▶ **EXERCISE DIRECTIONS**
Write out all entries word for word.

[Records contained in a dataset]
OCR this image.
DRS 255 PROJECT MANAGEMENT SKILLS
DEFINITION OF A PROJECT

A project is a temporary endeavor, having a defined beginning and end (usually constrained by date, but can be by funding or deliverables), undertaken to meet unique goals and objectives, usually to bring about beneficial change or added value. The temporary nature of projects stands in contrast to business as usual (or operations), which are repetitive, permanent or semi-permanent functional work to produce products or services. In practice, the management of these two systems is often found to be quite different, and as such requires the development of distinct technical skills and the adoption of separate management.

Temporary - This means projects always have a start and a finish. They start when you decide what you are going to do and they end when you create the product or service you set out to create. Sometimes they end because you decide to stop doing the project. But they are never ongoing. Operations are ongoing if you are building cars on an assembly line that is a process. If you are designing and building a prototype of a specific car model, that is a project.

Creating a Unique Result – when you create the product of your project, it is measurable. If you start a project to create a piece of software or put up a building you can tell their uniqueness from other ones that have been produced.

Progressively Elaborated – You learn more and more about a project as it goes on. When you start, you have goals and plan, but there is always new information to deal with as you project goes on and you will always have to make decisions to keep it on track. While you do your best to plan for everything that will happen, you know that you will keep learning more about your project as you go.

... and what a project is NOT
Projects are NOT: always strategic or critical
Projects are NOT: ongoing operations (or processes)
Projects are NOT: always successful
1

▶ **FINISHED ANSWER**
OCR this image.
DRS 255 PROJECT MANAGEMENT SKILLS
DEFINITION OF A PROJECT

A project is a temporary endeavor, having a defined beginning and end (usually constrained by date, but can be by funding or deliverables), undertaken to meet unique goals and objectives, usually to bring about beneficial change or added value. The temporary nature of projects stands in contrast to business as usual (or operations), which are repetitive, permanent or semi-permanent functional work to produce products or services. In practice, the management of these two systems is often found to be quite different, and as such requires the development of distinct technical skills and the adoption of separate management.

Temporary - This means projects always have a start and a finish. They start when you decide what you are going to do and they end when you create the product or service you set out to create. Sometimes they end because you decide to stop doing the project. But they are never ongoing. Operations are ongoing if you are building cars on an assembly line that is a process. If you are designing and building a prototype of a specific car model, that is a project.

Creating a Unique Result – when you create the product of your project, it is measurable. If you start a project to create a piece of software or put up a building you can tell their uniqueness from other ones that have been produced.

Progressively Elaborated – You learn more and more about a project as it goes on. When you start, you have goals and plan, but there is always new information to deal with as you project goes on and you will always have to make decisions to keep it on track. While you do your best to plan for everything that will happen, you know that you will keep learning more about your project as you go.

... and what a project is NOT
Projects are NOT: always strategic or critical
Projects are NOT: ongoing operations (or processes)
Projects are NOT: always successful
1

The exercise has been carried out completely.